# Extracted data start
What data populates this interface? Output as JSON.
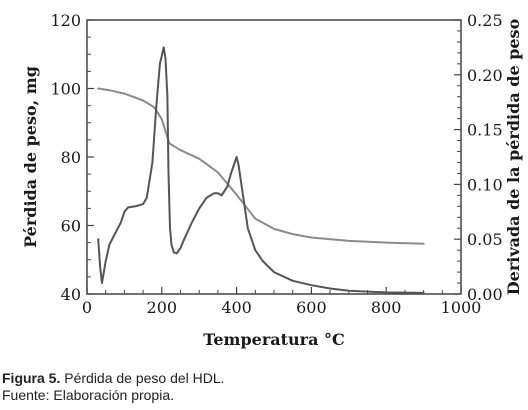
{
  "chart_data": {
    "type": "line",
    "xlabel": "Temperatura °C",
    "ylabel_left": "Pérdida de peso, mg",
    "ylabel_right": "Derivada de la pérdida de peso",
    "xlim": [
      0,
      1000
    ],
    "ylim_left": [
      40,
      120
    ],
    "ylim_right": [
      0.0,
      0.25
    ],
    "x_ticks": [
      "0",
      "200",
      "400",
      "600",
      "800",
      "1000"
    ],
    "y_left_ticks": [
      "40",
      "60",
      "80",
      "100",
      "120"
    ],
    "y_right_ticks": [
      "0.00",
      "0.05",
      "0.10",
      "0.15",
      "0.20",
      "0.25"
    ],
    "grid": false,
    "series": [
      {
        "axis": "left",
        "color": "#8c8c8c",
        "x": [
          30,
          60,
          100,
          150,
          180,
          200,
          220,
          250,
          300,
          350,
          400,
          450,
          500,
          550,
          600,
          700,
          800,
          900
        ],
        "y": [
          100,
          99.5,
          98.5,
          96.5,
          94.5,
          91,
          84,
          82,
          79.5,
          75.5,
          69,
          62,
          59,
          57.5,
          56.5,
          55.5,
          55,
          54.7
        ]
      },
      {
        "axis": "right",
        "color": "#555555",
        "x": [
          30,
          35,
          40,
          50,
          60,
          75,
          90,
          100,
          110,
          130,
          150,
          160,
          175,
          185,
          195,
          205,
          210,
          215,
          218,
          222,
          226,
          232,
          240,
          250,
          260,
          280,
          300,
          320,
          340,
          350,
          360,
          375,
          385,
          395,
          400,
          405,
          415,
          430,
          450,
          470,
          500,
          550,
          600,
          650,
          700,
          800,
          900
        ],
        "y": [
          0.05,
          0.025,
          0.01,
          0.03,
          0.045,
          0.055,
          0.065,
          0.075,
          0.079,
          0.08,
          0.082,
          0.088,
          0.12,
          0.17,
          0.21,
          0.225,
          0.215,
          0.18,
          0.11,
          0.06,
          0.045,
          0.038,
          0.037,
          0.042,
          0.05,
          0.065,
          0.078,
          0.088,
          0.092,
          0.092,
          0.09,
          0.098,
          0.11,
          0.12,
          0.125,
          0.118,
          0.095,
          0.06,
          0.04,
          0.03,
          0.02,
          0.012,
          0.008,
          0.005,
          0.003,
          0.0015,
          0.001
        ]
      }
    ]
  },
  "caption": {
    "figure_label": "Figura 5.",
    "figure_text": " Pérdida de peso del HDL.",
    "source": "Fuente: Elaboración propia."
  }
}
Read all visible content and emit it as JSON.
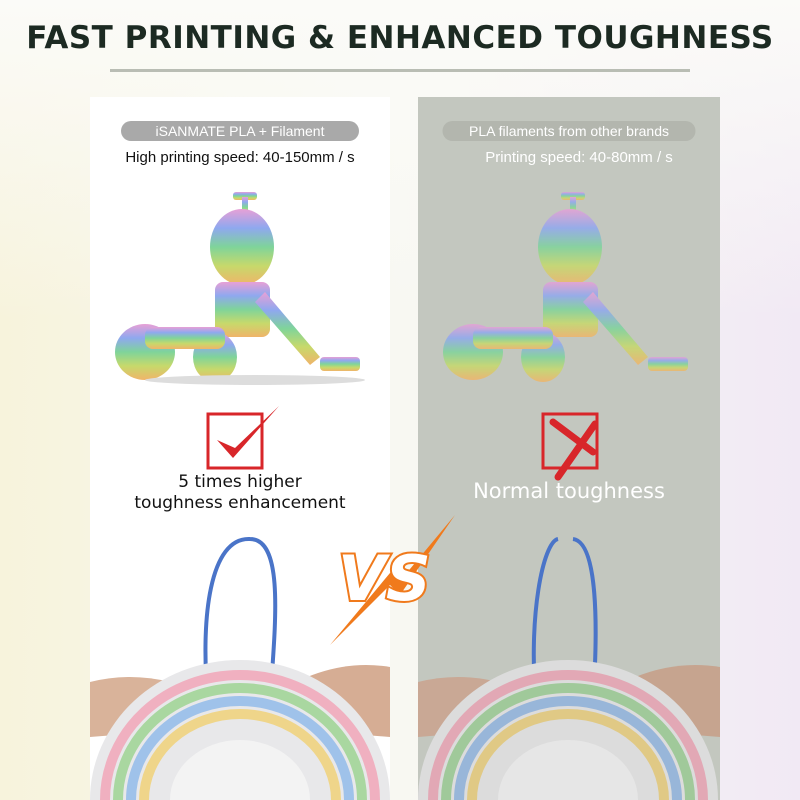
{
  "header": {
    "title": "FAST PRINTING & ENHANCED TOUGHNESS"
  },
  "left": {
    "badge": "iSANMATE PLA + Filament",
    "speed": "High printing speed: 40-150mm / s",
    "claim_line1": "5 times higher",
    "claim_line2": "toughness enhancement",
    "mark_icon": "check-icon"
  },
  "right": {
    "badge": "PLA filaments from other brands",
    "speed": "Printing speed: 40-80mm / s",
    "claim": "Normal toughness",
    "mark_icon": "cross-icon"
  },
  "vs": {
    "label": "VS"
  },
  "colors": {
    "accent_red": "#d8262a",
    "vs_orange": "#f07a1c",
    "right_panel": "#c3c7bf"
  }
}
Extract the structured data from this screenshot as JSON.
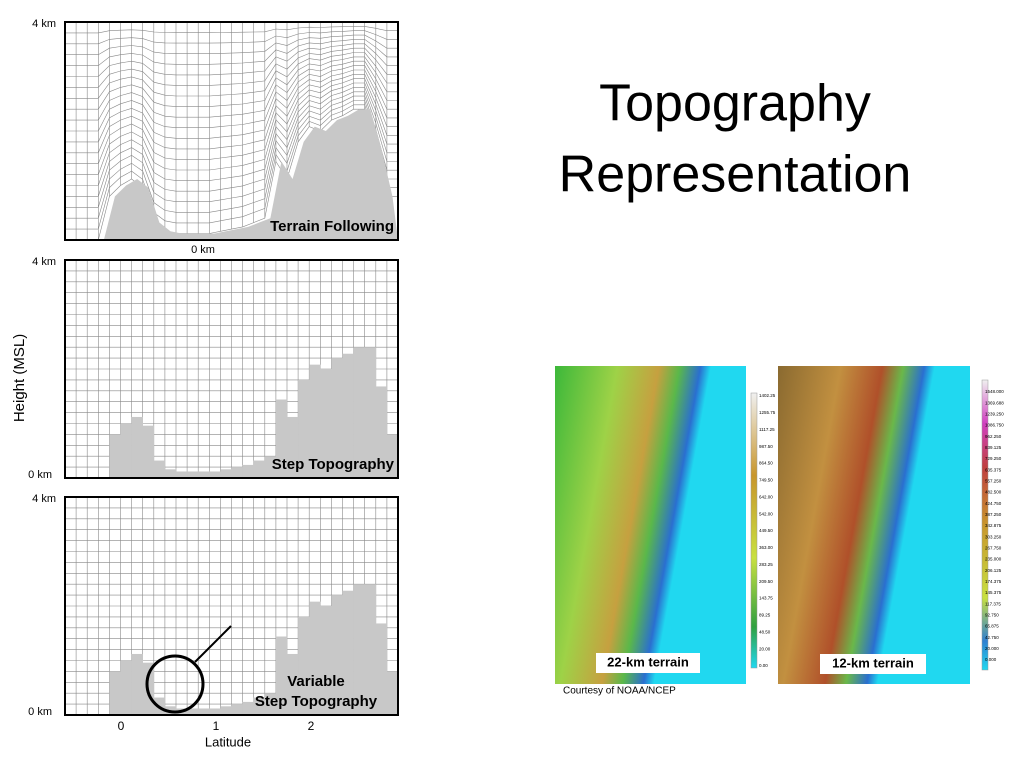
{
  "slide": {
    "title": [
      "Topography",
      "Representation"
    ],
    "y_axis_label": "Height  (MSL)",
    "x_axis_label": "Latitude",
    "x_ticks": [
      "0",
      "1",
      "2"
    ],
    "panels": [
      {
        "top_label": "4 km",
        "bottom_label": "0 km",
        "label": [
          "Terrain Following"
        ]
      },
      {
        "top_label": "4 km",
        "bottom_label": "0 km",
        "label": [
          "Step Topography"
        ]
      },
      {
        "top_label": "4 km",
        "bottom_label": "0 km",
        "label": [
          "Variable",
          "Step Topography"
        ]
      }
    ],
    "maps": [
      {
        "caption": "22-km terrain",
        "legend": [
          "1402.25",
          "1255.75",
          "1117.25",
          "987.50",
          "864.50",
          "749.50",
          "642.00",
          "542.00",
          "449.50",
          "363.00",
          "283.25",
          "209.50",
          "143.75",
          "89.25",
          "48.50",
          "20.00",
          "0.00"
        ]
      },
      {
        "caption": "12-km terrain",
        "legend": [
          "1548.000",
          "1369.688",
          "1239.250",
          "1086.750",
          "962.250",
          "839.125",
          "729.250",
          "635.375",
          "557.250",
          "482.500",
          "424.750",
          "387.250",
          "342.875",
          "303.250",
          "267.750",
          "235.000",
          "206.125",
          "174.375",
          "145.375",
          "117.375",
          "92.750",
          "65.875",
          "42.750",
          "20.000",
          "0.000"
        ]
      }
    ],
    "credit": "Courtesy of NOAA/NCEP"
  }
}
# Extracted data end
- Problem description
Locate each line with the word "from" and copy it.

- Answer to this task
    "badge": "PLA filaments from other brands",
Extract the structured data from this screenshot as JSON.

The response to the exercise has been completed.